▸ WRITTEN PROBLEM: Gather, from the listing beneath this task, every line holding the string "봉투모의고사".

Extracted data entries
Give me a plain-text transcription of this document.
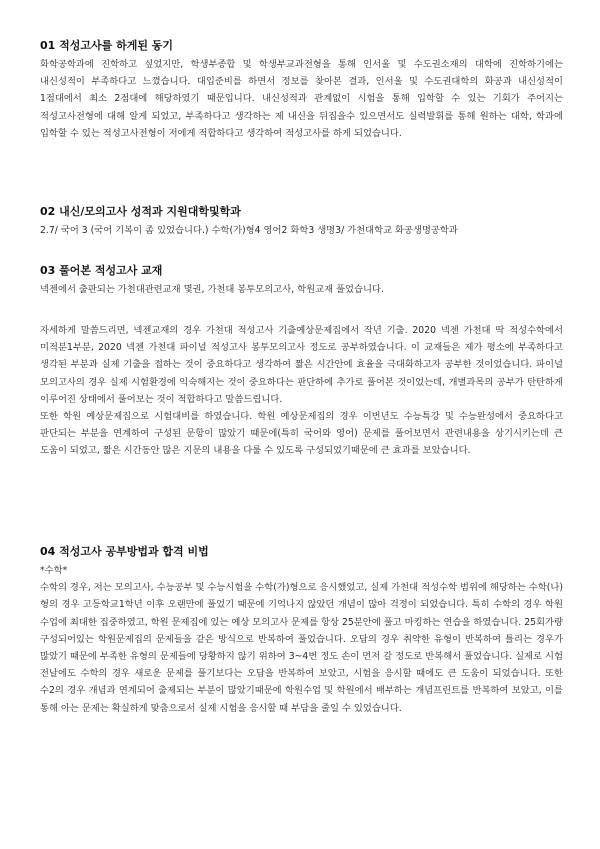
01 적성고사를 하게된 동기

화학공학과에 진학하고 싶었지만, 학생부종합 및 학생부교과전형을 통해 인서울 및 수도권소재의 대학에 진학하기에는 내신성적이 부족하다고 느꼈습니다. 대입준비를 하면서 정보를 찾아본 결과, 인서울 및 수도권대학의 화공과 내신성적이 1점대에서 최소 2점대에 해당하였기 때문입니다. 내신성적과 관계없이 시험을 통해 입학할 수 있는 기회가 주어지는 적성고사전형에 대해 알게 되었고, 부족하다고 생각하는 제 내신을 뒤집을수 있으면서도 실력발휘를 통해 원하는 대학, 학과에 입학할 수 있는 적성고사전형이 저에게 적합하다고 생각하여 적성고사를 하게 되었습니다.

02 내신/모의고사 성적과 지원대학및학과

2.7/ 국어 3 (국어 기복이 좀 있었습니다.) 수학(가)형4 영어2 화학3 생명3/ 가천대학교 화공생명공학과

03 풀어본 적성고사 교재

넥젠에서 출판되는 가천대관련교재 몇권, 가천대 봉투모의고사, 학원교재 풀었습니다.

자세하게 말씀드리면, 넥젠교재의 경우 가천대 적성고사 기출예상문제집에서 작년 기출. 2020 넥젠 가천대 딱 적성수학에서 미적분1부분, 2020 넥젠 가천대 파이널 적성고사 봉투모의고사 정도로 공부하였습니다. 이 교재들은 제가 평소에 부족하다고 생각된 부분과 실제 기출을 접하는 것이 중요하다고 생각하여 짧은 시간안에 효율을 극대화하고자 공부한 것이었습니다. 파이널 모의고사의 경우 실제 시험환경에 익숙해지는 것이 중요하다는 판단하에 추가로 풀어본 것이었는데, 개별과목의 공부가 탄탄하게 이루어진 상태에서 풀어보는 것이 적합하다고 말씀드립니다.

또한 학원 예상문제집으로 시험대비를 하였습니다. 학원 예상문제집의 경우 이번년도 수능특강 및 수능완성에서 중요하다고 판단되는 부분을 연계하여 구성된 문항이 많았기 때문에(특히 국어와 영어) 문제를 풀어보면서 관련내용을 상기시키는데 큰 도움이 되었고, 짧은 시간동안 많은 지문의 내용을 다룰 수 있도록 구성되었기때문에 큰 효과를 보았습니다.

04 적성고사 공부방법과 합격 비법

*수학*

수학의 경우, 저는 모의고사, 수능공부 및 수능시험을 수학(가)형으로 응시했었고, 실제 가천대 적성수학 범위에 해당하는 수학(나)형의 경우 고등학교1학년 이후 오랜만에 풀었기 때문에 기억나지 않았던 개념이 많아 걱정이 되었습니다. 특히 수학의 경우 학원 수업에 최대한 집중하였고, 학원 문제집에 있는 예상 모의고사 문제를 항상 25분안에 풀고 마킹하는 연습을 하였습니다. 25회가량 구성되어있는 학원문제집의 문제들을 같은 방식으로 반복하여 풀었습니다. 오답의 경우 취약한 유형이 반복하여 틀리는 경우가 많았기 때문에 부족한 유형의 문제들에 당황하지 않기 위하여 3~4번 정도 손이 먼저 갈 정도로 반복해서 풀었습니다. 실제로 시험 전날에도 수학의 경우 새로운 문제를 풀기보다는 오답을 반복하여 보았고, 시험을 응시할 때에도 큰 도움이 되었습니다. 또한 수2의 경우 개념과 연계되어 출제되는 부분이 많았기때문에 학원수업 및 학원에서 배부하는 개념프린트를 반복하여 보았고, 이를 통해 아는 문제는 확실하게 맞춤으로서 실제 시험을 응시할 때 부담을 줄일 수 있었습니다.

==

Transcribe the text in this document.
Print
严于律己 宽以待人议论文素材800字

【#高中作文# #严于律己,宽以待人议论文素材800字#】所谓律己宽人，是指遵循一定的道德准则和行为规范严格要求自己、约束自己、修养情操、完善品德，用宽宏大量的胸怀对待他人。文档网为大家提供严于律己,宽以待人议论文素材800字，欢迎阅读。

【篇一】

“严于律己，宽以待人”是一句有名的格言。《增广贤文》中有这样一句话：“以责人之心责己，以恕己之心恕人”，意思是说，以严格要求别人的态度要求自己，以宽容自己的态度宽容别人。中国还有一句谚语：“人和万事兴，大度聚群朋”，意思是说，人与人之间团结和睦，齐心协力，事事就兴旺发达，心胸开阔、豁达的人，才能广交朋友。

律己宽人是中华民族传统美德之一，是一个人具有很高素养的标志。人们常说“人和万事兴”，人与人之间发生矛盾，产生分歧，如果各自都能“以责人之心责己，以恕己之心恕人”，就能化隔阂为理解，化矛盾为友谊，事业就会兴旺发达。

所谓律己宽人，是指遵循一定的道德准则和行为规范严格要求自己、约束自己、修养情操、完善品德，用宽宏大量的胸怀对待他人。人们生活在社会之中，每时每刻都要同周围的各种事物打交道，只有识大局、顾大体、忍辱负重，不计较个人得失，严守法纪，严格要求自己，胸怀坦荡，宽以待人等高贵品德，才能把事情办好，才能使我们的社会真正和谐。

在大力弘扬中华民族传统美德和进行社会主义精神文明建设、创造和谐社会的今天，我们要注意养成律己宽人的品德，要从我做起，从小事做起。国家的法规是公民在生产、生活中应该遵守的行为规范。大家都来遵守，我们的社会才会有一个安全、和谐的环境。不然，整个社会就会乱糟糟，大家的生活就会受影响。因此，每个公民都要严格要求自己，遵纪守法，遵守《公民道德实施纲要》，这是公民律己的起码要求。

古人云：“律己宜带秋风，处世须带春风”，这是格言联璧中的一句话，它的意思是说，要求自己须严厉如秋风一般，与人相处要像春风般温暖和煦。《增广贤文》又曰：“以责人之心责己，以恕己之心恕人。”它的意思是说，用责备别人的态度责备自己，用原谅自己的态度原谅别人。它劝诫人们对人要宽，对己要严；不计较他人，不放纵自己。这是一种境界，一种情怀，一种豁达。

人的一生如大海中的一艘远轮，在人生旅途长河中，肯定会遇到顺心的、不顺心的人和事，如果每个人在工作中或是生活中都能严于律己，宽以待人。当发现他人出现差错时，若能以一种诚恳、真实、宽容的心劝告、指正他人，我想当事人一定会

▸ ANSWER BELOW:
넥젠에서 출판되는 가천대관련교재 몇권, 가천대 봉투모의고사, 학원교재 풀었습니다.
자세하게 말씀드리면, 넥젠교재의 경우 가천대 적성고사 기출예상문제집에서 작년 기출. 2020 넥젠 가천대 딱 적성수학에서 미적분1부분, 2020 넥젠 가천대 파이널 적성고사 봉투모의고사 정도로 공부하였습니다. 이 교재들은 제가 평소에 부족하다고 생각된 부분과 실제 기출을 접하는 것이 중요하다고 생각하여 짧은 시간안에 효율을 극대화하고자 공부한 것이었습니다. 파이널 모의고사의 경우 실제 시험환경에 익숙해지는 것이 중요하다는 판단하에 추가로 풀어본 것이었는데, 개별과목의 공부가 탄탄하게 이루어진 상태에서 풀어보는 것이 적합하다고 말씀드립니다.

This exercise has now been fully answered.